┏━━
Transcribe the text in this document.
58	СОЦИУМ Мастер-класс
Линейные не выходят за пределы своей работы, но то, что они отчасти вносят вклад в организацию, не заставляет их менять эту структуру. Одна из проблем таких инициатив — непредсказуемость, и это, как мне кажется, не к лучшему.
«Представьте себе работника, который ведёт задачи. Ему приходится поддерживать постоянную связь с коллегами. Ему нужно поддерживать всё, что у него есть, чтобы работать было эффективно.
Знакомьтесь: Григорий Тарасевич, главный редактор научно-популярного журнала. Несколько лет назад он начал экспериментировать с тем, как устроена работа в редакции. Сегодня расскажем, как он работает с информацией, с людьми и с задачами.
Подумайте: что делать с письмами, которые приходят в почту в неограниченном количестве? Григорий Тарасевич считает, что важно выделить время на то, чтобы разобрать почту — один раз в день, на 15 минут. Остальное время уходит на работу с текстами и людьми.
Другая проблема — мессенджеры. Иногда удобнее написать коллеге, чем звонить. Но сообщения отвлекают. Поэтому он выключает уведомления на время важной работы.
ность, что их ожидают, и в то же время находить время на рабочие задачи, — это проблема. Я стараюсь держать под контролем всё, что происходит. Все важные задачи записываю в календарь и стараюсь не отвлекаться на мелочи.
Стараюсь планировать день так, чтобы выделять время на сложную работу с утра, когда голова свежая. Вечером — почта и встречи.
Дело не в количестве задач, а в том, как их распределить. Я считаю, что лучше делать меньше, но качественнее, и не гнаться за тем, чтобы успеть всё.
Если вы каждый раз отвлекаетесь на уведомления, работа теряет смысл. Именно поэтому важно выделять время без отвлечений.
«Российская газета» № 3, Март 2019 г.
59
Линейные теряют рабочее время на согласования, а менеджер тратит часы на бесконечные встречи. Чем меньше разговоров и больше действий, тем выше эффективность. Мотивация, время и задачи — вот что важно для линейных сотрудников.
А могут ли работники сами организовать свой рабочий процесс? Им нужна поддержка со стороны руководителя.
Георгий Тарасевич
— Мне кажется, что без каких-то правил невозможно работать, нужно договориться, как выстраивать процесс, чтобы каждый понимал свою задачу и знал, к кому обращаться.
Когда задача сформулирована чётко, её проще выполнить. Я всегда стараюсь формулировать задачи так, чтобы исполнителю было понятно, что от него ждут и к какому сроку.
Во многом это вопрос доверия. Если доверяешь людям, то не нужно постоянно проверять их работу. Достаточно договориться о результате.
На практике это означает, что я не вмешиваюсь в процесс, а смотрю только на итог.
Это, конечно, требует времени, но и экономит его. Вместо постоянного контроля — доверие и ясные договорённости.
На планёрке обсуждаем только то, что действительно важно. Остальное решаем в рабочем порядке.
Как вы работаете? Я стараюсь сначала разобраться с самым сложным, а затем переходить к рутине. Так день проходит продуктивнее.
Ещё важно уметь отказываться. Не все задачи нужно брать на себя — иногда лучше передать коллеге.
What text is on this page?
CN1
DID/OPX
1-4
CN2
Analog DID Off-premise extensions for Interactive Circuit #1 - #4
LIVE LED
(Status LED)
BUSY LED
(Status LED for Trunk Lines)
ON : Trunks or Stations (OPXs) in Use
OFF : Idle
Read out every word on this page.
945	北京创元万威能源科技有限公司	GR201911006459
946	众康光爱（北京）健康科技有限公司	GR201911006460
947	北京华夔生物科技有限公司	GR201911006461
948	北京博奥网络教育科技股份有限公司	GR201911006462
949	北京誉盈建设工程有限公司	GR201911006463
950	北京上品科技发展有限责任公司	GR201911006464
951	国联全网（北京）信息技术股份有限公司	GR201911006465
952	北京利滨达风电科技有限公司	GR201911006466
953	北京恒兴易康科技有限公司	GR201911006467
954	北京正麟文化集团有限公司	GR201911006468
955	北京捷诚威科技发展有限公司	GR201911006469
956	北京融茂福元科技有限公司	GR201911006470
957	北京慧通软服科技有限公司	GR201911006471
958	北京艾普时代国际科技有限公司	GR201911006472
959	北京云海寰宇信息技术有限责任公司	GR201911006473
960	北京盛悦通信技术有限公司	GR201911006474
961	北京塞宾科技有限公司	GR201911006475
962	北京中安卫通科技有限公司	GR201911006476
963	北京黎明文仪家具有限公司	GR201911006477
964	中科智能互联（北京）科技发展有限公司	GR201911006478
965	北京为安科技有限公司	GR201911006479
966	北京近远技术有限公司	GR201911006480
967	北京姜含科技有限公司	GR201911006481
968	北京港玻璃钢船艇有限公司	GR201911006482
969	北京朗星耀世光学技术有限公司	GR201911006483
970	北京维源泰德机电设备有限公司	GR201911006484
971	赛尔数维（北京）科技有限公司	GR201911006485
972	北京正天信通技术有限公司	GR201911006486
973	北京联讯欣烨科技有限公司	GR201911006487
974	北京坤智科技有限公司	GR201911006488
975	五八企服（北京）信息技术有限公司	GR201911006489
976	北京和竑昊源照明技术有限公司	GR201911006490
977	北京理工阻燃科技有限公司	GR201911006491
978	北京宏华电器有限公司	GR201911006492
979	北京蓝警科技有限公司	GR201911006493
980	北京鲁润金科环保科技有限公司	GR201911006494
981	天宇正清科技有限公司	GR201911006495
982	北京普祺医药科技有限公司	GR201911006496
┗━━
Instructions for the task:
Check each line of the records above for the string "коллеге", and report every line that has it.

Expected output:
Другая проблема — мессенджеры. Иногда удобнее написать коллеге, чем звонить. Но сообщения отвлекают. Поэтому он выключает уведомления на время важной работы.
Ещё важно уметь отказываться. Не все задачи нужно брать на себя — иногда лучше передать коллеге.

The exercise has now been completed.